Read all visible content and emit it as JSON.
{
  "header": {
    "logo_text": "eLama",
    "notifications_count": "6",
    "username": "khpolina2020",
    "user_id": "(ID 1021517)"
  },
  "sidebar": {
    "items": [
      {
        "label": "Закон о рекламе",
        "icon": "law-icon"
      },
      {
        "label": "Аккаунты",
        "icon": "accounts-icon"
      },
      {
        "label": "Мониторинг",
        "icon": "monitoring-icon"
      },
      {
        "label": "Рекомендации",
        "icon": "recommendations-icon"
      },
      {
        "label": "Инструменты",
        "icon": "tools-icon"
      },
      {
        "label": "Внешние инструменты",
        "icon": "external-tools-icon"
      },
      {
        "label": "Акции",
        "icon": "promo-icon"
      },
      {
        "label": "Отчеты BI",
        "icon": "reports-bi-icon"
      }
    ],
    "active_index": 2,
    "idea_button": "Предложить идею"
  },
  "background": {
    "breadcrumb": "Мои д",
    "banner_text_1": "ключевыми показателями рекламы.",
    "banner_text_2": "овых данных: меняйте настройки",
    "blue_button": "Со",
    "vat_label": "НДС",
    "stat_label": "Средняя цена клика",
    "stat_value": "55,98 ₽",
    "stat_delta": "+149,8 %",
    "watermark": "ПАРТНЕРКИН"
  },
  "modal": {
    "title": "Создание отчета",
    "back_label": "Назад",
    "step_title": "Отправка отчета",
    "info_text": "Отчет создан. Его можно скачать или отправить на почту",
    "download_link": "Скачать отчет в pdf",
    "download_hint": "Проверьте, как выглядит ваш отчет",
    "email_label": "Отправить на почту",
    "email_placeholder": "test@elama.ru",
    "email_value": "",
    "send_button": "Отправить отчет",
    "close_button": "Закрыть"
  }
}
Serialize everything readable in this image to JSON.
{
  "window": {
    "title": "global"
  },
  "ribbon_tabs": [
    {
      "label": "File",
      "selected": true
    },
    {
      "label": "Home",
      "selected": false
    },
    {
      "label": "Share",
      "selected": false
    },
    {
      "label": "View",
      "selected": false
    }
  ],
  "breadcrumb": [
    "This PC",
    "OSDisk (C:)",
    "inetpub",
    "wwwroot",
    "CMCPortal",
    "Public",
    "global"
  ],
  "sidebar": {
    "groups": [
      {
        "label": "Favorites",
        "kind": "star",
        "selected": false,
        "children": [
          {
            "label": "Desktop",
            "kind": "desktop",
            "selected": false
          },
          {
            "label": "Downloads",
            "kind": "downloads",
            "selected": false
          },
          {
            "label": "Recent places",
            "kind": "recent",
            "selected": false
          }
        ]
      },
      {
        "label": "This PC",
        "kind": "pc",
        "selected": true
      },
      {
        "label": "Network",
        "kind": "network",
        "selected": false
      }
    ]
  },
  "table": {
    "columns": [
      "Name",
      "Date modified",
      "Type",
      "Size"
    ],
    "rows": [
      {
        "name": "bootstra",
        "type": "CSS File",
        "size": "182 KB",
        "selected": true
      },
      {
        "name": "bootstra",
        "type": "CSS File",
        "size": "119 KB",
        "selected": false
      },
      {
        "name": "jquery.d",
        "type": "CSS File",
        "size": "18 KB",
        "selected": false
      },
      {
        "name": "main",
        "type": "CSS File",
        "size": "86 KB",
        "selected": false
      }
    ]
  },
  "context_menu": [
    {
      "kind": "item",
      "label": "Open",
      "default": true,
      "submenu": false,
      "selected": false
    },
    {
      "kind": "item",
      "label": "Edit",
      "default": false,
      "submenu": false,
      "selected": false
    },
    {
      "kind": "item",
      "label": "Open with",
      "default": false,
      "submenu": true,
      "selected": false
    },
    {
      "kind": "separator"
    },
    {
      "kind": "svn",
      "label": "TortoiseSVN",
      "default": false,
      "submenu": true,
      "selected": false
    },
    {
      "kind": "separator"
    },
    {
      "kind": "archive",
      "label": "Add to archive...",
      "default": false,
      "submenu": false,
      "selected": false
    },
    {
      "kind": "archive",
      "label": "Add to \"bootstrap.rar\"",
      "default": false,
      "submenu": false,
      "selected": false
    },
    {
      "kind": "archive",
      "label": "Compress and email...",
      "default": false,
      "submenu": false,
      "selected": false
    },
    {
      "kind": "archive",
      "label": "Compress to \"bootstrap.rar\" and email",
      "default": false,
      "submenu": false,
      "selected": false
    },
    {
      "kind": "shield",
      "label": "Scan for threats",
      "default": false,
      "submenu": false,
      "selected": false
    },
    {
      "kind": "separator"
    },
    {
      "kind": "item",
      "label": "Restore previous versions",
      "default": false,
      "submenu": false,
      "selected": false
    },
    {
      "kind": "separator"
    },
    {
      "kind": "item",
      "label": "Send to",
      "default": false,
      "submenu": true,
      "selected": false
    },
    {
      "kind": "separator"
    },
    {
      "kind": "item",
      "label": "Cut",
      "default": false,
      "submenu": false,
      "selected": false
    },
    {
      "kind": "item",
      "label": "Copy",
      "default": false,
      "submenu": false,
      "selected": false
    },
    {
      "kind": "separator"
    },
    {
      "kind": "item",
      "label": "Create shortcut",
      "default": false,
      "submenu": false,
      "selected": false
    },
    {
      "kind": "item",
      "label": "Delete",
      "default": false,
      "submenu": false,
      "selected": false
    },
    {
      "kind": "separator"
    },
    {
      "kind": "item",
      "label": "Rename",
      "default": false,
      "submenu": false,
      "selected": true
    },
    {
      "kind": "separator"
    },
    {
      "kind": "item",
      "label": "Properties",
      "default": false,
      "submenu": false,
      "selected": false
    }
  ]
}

::::::::::

Exercise description >> Write out every entry again, keeping each line exactly the same.

Finished answer >>
Read all visible content and emit it as JSON.
{
  "header": {
    "logo_text": "eLama",
    "notifications_count": "6",
    "username": "khpolina2020",
    "user_id": "(ID 1021517)"
  },
  "sidebar": {
    "items": [
      {
        "label": "Закон о рекламе",
        "icon": "law-icon"
      },
      {
        "label": "Аккаунты",
        "icon": "accounts-icon"
      },
      {
        "label": "Мониторинг",
        "icon": "monitoring-icon"
      },
      {
        "label": "Рекомендации",
        "icon": "recommendations-icon"
      },
      {
        "label": "Инструменты",
        "icon": "tools-icon"
      },
      {
        "label": "Внешние инструменты",
        "icon": "external-tools-icon"
      },
      {
        "label": "Акции",
        "icon": "promo-icon"
      },
      {
        "label": "Отчеты BI",
        "icon": "reports-bi-icon"
      }
    ],
    "active_index": 2,
    "idea_button": "Предложить идею"
  },
  "background": {
    "breadcrumb": "Мои д",
    "banner_text_1": "ключевыми показателями рекламы.",
    "banner_text_2": "овых данных: меняйте настройки",
    "blue_button": "Со",
    "vat_label": "НДС",
    "stat_label": "Средняя цена клика",
    "stat_value": "55,98 ₽",
    "stat_delta": "+149,8 %",
    "watermark": "ПАРТНЕРКИН"
  },
  "modal": {
    "title": "Создание отчета",
    "back_label": "Назад",
    "step_title": "Отправка отчета",
    "info_text": "Отчет создан. Его можно скачать или отправить на почту",
    "download_link": "Скачать отчет в pdf",
    "download_hint": "Проверьте, как выглядит ваш отчет",
    "email_label": "Отправить на почту",
    "email_placeholder": "test@elama.ru",
    "email_value": "",
    "send_button": "Отправить отчет",
    "close_button": "Закрыть"
  }
}
Serialize everything readable in this image to JSON.
{
  "window": {
    "title": "global"
  },
  "ribbon_tabs": [
    {
      "label": "File",
      "selected": true
    },
    {
      "label": "Home",
      "selected": false
    },
    {
      "label": "Share",
      "selected": false
    },
    {
      "label": "View",
      "selected": false
    }
  ],
  "breadcrumb": [
    "This PC",
    "OSDisk (C:)",
    "inetpub",
    "wwwroot",
    "CMCPortal",
    "Public",
    "global"
  ],
  "sidebar": {
    "groups": [
      {
        "label": "Favorites",
        "kind": "star",
        "selected": false,
        "children": [
          {
            "label": "Desktop",
            "kind": "desktop",
            "selected": false
          },
          {
            "label": "Downloads",
            "kind": "downloads",
            "selected": false
          },
          {
            "label": "Recent places",
            "kind": "recent",
            "selected": false
          }
        ]
      },
      {
        "label": "This PC",
        "kind": "pc",
        "selected": true
      },
      {
        "label": "Network",
        "kind": "network",
        "selected": false
      }
    ]
  },
  "table": {
    "columns": [
      "Name",
      "Date modified",
      "Type",
      "Size"
    ],
    "rows": [
      {
        "name": "bootstra",
        "type": "CSS File",
        "size": "182 KB",
        "selected": true
      },
      {
        "name": "bootstra",
        "type": "CSS File",
        "size": "119 KB",
        "selected": false
      },
      {
        "name": "jquery.d",
        "type": "CSS File",
        "size": "18 KB",
        "selected": false
      },
      {
        "name": "main",
        "type": "CSS File",
        "size": "86 KB",
        "selected": false
      }
    ]
  },
  "context_menu": [
    {
      "kind": "item",
      "label": "Open",
      "default": true,
      "submenu": false,
      "selected": false
    },
    {
      "kind": "item",
      "label": "Edit",
      "default": false,
      "submenu": false,
      "selected": false
    },
    {
      "kind": "item",
      "label": "Open with",
      "default": false,
      "submenu": true,
      "selected": false
    },
    {
      "kind": "separator"
    },
    {
      "kind": "svn",
      "label": "TortoiseSVN",
      "default": false,
      "submenu": true,
      "selected": false
    },
    {
      "kind": "separator"
    },
    {
      "kind": "archive",
      "label": "Add to archive...",
      "default": false,
      "submenu": false,
      "selected": false
    },
    {
      "kind": "archive",
      "label": "Add to \"bootstrap.rar\"",
      "default": false,
      "submenu": false,
      "selected": false
    },
    {
      "kind": "archive",
      "label": "Compress and email...",
      "default": false,
      "submenu": false,
      "selected": false
    },
    {
      "kind": "archive",
      "label": "Compress to \"bootstrap.rar\" and email",
      "default": false,
      "submenu": false,
      "selected": false
    },
    {
      "kind": "shield",
      "label": "Scan for threats",
      "default": false,
      "submenu": false,
      "selected": false
    },
    {
      "kind": "separator"
    },
    {
      "kind": "item",
      "label": "Restore previous versions",
      "default": false,
      "submenu": false,
      "selected": false
    },
    {
      "kind": "separator"
    },
    {
      "kind": "item",
      "label": "Send to",
      "default": false,
      "submenu": true,
      "selected": false
    },
    {
      "kind": "separator"
    },
    {
      "kind": "item",
      "label": "Cut",
      "default": false,
      "submenu": false,
      "selected": false
    },
    {
      "kind": "item",
      "label": "Copy",
      "default": false,
      "submenu": false,
      "selected": false
    },
    {
      "kind": "separator"
    },
    {
      "kind": "item",
      "label": "Create shortcut",
      "default": false,
      "submenu": false,
      "selected": false
    },
    {
      "kind": "item",
      "label": "Delete",
      "default": false,
      "submenu": false,
      "selected": false
    },
    {
      "kind": "separator"
    },
    {
      "kind": "item",
      "label": "Rename",
      "default": false,
      "submenu": false,
      "selected": true
    },
    {
      "kind": "separator"
    },
    {
      "kind": "item",
      "label": "Properties",
      "default": false,
      "submenu": false,
      "selected": false
    }
  ]
}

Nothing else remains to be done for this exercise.